**YOUR INSTRUCTIONS**: Extract every record, keeping each one exactly as it is.

┌─ DATA FOR THIS EXERCISE

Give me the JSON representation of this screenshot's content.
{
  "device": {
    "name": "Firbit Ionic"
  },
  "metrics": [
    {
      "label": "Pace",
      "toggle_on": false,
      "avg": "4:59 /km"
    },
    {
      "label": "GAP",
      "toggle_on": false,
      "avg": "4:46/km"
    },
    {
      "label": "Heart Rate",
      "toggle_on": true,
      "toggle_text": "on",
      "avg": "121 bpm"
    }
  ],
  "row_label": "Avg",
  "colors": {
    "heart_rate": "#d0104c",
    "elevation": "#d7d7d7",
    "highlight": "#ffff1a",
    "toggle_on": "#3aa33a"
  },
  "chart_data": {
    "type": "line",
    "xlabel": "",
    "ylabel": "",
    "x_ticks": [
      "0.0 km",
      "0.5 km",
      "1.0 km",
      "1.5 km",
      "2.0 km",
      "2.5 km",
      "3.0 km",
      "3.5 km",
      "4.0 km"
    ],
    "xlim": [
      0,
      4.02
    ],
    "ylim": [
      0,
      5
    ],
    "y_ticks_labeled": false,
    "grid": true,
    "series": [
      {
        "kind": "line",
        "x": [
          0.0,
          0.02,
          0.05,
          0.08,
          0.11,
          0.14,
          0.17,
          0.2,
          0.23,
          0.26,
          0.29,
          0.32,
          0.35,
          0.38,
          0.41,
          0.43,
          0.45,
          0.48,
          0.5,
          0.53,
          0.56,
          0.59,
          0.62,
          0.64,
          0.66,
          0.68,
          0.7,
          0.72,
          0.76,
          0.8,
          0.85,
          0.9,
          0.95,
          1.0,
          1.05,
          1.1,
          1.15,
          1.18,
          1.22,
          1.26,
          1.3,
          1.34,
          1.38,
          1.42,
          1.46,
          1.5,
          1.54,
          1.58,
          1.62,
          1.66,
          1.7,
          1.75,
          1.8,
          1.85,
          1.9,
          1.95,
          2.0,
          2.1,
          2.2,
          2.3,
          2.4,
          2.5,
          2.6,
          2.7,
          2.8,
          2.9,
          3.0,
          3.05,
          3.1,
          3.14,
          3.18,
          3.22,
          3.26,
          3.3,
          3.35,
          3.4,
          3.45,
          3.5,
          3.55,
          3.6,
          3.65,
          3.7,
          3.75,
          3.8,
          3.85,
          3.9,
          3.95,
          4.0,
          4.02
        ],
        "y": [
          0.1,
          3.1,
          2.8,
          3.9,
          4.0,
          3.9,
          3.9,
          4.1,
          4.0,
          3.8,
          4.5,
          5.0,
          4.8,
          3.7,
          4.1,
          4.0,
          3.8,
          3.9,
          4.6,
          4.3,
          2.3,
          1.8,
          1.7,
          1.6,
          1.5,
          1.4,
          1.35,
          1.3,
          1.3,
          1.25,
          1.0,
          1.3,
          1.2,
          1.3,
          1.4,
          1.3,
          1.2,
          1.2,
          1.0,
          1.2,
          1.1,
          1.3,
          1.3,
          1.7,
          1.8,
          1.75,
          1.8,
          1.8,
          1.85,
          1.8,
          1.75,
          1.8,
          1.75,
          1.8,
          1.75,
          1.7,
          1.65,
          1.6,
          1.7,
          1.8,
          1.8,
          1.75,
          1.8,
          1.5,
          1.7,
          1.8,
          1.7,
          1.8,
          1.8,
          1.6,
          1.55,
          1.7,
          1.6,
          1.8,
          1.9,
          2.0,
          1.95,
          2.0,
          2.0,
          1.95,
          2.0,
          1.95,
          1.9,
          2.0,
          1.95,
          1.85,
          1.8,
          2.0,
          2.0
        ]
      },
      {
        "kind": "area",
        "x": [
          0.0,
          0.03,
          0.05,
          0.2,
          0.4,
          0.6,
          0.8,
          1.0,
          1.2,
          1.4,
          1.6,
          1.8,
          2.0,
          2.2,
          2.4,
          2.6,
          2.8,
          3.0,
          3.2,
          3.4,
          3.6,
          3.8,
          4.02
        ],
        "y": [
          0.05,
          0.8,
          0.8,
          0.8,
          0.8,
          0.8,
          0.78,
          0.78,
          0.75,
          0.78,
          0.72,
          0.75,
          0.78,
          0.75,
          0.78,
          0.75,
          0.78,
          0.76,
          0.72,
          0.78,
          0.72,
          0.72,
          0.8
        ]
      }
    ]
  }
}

└─

**COMPLETE RESPONSE**:
Give me the JSON representation of this screenshot's content.
{
  "device": {
    "name": "Firbit Ionic"
  },
  "metrics": [
    {
      "label": "Pace",
      "toggle_on": false,
      "avg": "4:59 /km"
    },
    {
      "label": "GAP",
      "toggle_on": false,
      "avg": "4:46/km"
    },
    {
      "label": "Heart Rate",
      "toggle_on": true,
      "toggle_text": "on",
      "avg": "121 bpm"
    }
  ],
  "row_label": "Avg",
  "colors": {
    "heart_rate": "#d0104c",
    "elevation": "#d7d7d7",
    "highlight": "#ffff1a",
    "toggle_on": "#3aa33a"
  },
  "chart_data": {
    "type": "line",
    "xlabel": "",
    "ylabel": "",
    "x_ticks": [
      "0.0 km",
      "0.5 km",
      "1.0 km",
      "1.5 km",
      "2.0 km",
      "2.5 km",
      "3.0 km",
      "3.5 km",
      "4.0 km"
    ],
    "xlim": [
      0,
      4.02
    ],
    "ylim": [
      0,
      5
    ],
    "y_ticks_labeled": false,
    "grid": true,
    "series": [
      {
        "kind": "line",
        "x": [
          0.0,
          0.02,
          0.05,
          0.08,
          0.11,
          0.14,
          0.17,
          0.2,
          0.23,
          0.26,
          0.29,
          0.32,
          0.35,
          0.38,
          0.41,
          0.43,
          0.45,
          0.48,
          0.5,
          0.53,
          0.56,
          0.59,
          0.62,
          0.64,
          0.66,
          0.68,
          0.7,
          0.72,
          0.76,
          0.8,
          0.85,
          0.9,
          0.95,
          1.0,
          1.05,
          1.1,
          1.15,
          1.18,
          1.22,
          1.26,
          1.3,
          1.34,
          1.38,
          1.42,
          1.46,
          1.5,
          1.54,
          1.58,
          1.62,
          1.66,
          1.7,
          1.75,
          1.8,
          1.85,
          1.9,
          1.95,
          2.0,
          2.1,
          2.2,
          2.3,
          2.4,
          2.5,
          2.6,
          2.7,
          2.8,
          2.9,
          3.0,
          3.05,
          3.1,
          3.14,
          3.18,
          3.22,
          3.26,
          3.3,
          3.35,
          3.4,
          3.45,
          3.5,
          3.55,
          3.6,
          3.65,
          3.7,
          3.75,
          3.8,
          3.85,
          3.9,
          3.95,
          4.0,
          4.02
        ],
        "y": [
          0.1,
          3.1,
          2.8,
          3.9,
          4.0,
          3.9,
          3.9,
          4.1,
          4.0,
          3.8,
          4.5,
          5.0,
          4.8,
          3.7,
          4.1,
          4.0,
          3.8,
          3.9,
          4.6,
          4.3,
          2.3,
          1.8,
          1.7,
          1.6,
          1.5,
          1.4,
          1.35,
          1.3,
          1.3,
          1.25,
          1.0,
          1.3,
          1.2,
          1.3,
          1.4,
          1.3,
          1.2,
          1.2,
          1.0,
          1.2,
          1.1,
          1.3,
          1.3,
          1.7,
          1.8,
          1.75,
          1.8,
          1.8,
          1.85,
          1.8,
          1.75,
          1.8,
          1.75,
          1.8,
          1.75,
          1.7,
          1.65,
          1.6,
          1.7,
          1.8,
          1.8,
          1.75,
          1.8,
          1.5,
          1.7,
          1.8,
          1.7,
          1.8,
          1.8,
          1.6,
          1.55,
          1.7,
          1.6,
          1.8,
          1.9,
          2.0,
          1.95,
          2.0,
          2.0,
          1.95,
          2.0,
          1.95,
          1.9,
          2.0,
          1.95,
          1.85,
          1.8,
          2.0,
          2.0
        ]
      },
      {
        "kind": "area",
        "x": [
          0.0,
          0.03,
          0.05,
          0.2,
          0.4,
          0.6,
          0.8,
          1.0,
          1.2,
          1.4,
          1.6,
          1.8,
          2.0,
          2.2,
          2.4,
          2.6,
          2.8,
          3.0,
          3.2,
          3.4,
          3.6,
          3.8,
          4.02
        ],
        "y": [
          0.05,
          0.8,
          0.8,
          0.8,
          0.8,
          0.8,
          0.78,
          0.78,
          0.75,
          0.78,
          0.72,
          0.75,
          0.78,
          0.75,
          0.78,
          0.75,
          0.78,
          0.76,
          0.72,
          0.78,
          0.72,
          0.72,
          0.8
        ]
      }
    ]
  }
}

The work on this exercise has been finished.